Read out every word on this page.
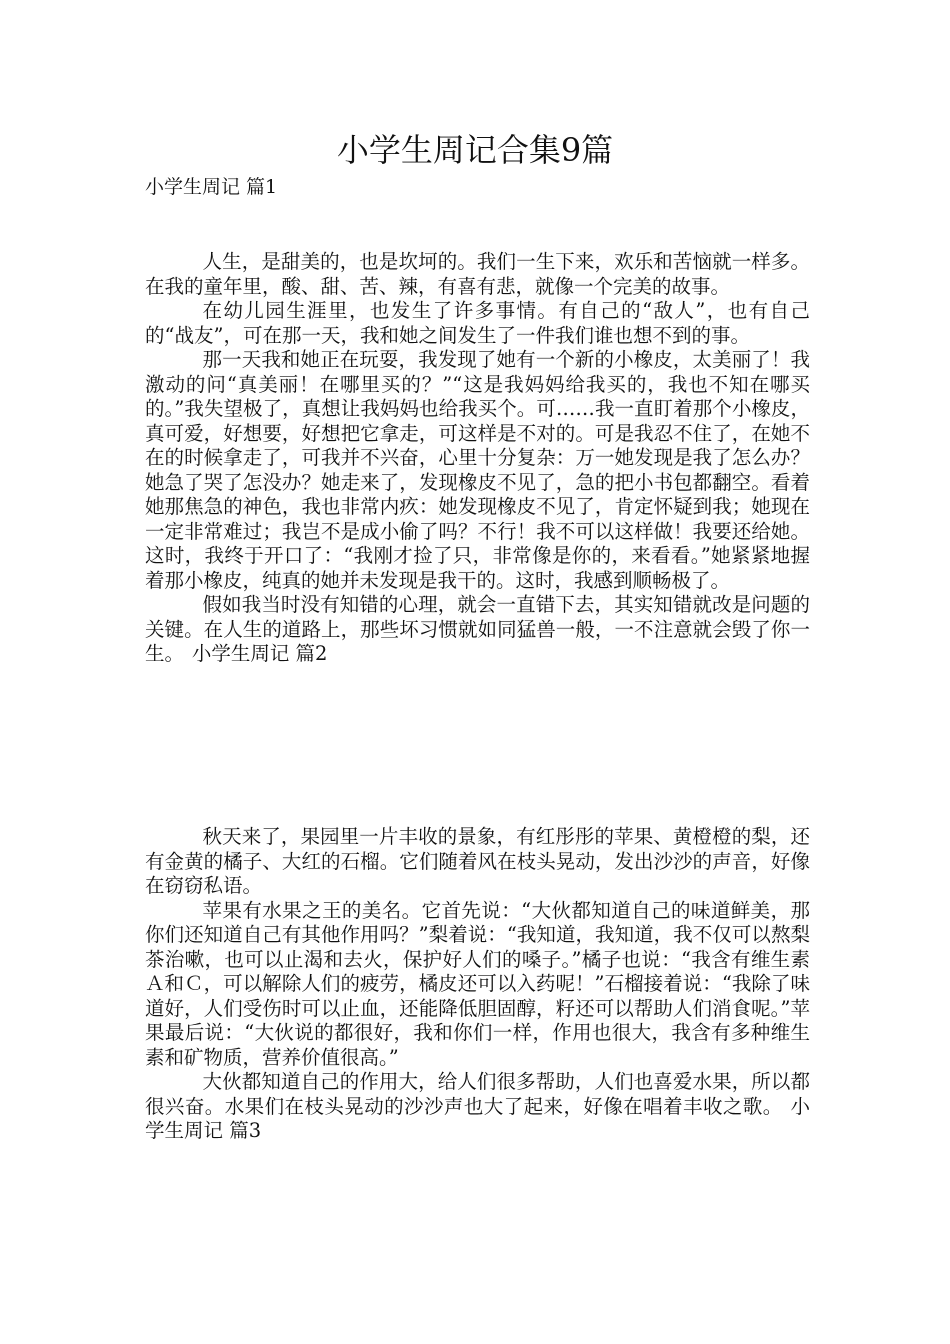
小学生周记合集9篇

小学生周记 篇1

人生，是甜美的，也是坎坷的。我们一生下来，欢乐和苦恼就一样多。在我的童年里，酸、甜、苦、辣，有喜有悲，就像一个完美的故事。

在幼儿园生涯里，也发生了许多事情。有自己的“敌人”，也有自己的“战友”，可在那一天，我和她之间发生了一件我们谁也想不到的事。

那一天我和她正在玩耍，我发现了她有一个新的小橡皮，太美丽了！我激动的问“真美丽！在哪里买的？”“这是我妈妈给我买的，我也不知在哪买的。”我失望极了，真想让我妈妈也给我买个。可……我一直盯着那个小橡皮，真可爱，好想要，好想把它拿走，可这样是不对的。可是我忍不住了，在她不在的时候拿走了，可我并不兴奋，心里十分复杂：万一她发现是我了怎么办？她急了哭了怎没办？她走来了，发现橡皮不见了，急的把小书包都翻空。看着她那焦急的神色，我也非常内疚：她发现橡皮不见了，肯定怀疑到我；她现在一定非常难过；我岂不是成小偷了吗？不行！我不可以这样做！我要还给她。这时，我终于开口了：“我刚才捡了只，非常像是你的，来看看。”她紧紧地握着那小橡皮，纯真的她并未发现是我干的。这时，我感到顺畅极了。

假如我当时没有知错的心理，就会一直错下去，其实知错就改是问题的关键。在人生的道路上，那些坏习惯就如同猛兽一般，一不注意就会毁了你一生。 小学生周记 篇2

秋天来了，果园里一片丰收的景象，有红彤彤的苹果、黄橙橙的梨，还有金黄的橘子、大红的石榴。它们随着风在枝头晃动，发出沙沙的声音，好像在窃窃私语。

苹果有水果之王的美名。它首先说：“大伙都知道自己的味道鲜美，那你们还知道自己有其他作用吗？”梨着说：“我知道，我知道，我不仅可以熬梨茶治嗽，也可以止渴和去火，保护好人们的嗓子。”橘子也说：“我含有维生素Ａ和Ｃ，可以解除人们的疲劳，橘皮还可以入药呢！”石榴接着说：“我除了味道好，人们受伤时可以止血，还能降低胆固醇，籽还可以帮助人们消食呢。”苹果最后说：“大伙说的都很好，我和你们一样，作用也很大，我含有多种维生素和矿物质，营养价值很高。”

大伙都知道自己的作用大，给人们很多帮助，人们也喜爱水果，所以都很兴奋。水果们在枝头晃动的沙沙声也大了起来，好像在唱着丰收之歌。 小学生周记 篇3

---

* [Work to do]:
Leave out all images, then reproduce the entries above exactly.

* [Result for this exercise]:
Read out every word on this page.
小学生周记合集9篇

小学生周记 篇1

人生，是甜美的，也是坎坷的。我们一生下来，欢乐和苦恼就一样多。在我的童年里，酸、甜、苦、辣，有喜有悲，就像一个完美的故事。

在幼儿园生涯里，也发生了许多事情。有自己的“敌人”，也有自己的“战友”，可在那一天，我和她之间发生了一件我们谁也想不到的事。

那一天我和她正在玩耍，我发现了她有一个新的小橡皮，太美丽了！我激动的问“真美丽！在哪里买的？”“这是我妈妈给我买的，我也不知在哪买的。”我失望极了，真想让我妈妈也给我买个。可……我一直盯着那个小橡皮，真可爱，好想要，好想把它拿走，可这样是不对的。可是我忍不住了，在她不在的时候拿走了，可我并不兴奋，心里十分复杂：万一她发现是我了怎么办？她急了哭了怎没办？她走来了，发现橡皮不见了，急的把小书包都翻空。看着她那焦急的神色，我也非常内疚：她发现橡皮不见了，肯定怀疑到我；她现在一定非常难过；我岂不是成小偷了吗？不行！我不可以这样做！我要还给她。这时，我终于开口了：“我刚才捡了只，非常像是你的，来看看。”她紧紧地握着那小橡皮，纯真的她并未发现是我干的。这时，我感到顺畅极了。

假如我当时没有知错的心理，就会一直错下去，其实知错就改是问题的关键。在人生的道路上，那些坏习惯就如同猛兽一般，一不注意就会毁了你一生。 小学生周记 篇2

秋天来了，果园里一片丰收的景象，有红彤彤的苹果、黄橙橙的梨，还有金黄的橘子、大红的石榴。它们随着风在枝头晃动，发出沙沙的声音，好像在窃窃私语。

苹果有水果之王的美名。它首先说：“大伙都知道自己的味道鲜美，那你们还知道自己有其他作用吗？”梨着说：“我知道，我知道，我不仅可以熬梨茶治嗽，也可以止渴和去火，保护好人们的嗓子。”橘子也说：“我含有维生素Ａ和Ｃ，可以解除人们的疲劳，橘皮还可以入药呢！”石榴接着说：“我除了味道好，人们受伤时可以止血，还能降低胆固醇，籽还可以帮助人们消食呢。”苹果最后说：“大伙说的都很好，我和你们一样，作用也很大，我含有多种维生素和矿物质，营养价值很高。”

大伙都知道自己的作用大，给人们很多帮助，人们也喜爱水果，所以都很兴奋。水果们在枝头晃动的沙沙声也大了起来，好像在唱着丰收之歌。 小学生周记 篇3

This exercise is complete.